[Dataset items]
--

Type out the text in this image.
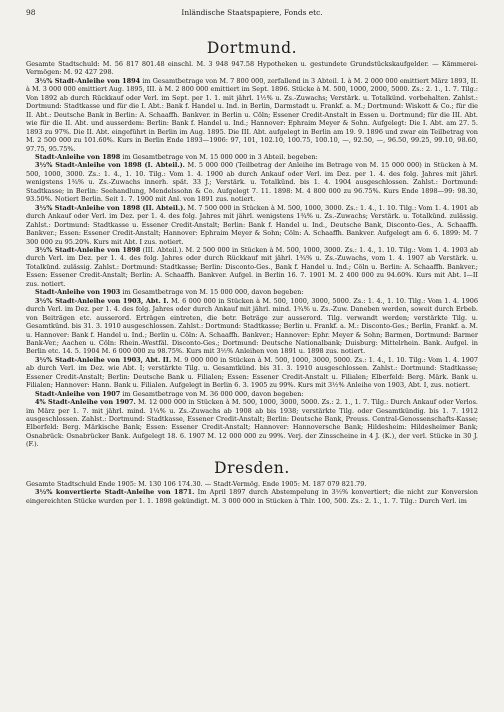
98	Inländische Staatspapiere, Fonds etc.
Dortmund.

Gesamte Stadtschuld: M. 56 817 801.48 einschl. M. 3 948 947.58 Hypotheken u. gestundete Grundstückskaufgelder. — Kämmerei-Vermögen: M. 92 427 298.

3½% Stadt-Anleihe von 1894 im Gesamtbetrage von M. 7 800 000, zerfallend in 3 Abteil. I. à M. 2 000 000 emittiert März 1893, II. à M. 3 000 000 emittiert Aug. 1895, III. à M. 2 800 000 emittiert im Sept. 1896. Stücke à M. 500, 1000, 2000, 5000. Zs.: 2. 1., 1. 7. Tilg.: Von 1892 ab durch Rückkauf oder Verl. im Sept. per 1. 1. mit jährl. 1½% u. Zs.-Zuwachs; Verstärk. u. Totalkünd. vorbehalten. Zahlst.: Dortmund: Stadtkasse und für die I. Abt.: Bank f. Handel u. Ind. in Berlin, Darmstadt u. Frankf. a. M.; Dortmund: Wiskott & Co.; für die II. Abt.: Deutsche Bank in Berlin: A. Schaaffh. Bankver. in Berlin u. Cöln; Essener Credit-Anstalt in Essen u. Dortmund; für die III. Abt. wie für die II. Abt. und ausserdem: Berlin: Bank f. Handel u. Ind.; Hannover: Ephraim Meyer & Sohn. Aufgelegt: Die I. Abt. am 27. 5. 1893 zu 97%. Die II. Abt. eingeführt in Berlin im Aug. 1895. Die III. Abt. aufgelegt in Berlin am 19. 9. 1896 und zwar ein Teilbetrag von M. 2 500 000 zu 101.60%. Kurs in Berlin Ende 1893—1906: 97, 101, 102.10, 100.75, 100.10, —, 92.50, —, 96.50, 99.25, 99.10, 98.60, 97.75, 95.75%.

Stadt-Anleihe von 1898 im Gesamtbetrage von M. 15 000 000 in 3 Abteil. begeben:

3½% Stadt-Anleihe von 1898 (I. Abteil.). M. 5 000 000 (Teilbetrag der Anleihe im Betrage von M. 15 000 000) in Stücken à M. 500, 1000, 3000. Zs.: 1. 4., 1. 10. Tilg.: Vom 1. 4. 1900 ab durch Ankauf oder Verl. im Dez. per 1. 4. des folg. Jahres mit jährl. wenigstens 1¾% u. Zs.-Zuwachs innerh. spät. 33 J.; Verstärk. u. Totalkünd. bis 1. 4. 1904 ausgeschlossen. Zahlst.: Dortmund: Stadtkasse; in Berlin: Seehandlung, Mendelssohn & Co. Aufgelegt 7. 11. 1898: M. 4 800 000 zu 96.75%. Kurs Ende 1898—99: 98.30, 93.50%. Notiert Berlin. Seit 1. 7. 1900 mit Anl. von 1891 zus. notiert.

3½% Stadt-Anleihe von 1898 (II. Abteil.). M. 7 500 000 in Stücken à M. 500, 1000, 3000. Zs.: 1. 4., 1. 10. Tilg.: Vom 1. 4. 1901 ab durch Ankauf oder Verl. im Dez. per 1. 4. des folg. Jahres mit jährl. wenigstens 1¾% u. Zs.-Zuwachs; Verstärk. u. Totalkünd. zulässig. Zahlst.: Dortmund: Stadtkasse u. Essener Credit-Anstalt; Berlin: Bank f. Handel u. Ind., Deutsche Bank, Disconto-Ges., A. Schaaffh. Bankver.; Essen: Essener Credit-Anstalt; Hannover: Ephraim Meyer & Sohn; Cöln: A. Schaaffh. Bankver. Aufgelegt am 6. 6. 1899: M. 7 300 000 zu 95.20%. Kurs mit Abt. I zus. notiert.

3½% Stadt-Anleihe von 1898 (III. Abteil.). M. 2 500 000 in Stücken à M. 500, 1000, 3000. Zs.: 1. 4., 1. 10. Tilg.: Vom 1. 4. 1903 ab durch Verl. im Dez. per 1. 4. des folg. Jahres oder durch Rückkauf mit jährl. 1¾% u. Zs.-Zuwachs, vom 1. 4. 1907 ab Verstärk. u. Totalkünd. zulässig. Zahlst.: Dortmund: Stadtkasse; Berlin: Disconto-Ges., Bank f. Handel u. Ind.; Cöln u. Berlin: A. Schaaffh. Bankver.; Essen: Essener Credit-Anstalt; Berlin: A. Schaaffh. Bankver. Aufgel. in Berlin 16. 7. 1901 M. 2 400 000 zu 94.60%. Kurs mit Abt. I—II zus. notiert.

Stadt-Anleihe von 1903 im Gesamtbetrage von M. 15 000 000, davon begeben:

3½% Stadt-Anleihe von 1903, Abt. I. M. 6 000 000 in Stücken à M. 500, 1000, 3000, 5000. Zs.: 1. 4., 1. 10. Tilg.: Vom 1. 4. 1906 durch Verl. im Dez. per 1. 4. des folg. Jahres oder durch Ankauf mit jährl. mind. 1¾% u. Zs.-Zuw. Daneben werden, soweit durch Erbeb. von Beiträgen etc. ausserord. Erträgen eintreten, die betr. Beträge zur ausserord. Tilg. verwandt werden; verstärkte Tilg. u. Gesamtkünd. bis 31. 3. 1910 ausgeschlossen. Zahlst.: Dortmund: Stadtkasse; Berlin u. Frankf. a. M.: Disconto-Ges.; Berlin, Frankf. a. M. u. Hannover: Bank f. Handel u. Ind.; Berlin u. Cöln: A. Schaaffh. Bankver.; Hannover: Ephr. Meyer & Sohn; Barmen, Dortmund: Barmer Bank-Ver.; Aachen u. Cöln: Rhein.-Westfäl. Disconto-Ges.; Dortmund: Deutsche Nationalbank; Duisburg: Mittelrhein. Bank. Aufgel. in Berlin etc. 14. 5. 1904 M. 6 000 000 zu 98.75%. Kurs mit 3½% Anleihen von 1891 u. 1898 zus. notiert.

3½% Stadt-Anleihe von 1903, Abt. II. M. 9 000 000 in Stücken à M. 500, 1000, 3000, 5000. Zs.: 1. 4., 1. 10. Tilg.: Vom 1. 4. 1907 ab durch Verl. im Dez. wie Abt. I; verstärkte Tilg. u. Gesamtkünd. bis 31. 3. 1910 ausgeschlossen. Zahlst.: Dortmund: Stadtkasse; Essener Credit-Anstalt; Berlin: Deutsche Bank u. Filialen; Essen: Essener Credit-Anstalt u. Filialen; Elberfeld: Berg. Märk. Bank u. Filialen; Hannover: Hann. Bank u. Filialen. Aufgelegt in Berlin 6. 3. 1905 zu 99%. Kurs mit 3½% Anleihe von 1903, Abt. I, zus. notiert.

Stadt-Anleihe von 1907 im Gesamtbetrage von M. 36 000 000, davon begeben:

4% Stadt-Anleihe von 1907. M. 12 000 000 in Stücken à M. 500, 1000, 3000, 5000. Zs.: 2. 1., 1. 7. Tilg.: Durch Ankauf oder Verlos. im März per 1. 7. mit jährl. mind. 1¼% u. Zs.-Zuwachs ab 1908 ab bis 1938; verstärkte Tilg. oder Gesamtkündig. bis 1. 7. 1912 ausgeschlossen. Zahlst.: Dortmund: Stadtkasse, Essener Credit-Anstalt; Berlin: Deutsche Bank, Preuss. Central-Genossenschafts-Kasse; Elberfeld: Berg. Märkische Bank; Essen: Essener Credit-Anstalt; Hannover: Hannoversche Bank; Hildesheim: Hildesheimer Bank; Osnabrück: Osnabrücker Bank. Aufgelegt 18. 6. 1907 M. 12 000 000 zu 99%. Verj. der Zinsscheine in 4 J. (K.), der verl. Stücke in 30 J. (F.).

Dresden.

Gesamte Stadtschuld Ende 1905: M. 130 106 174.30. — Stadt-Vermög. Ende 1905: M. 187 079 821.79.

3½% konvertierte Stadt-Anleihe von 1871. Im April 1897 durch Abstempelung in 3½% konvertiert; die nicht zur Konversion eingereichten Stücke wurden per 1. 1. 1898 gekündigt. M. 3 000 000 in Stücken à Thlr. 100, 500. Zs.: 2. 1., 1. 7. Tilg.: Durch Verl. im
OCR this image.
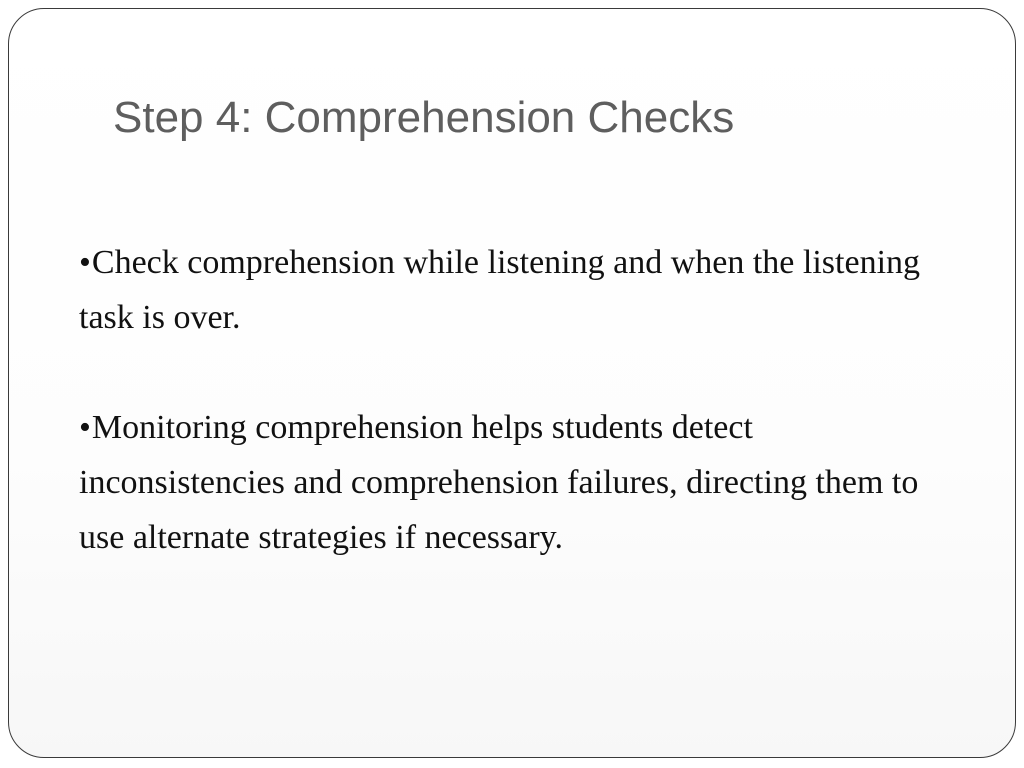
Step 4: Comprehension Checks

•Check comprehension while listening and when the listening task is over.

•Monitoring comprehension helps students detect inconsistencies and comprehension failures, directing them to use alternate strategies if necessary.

--

Everything from the line with "OCR this image." through the end of the records above, and nothing else, is to be quoted exactly; please leave the pictures out.

* [Reply to the task]
OCR this image.
Step 4: Comprehension Checks

•Check comprehension while listening and when the listening task is over.

•Monitoring comprehension helps students detect inconsistencies and comprehension failures, directing them to use alternate strategies if necessary.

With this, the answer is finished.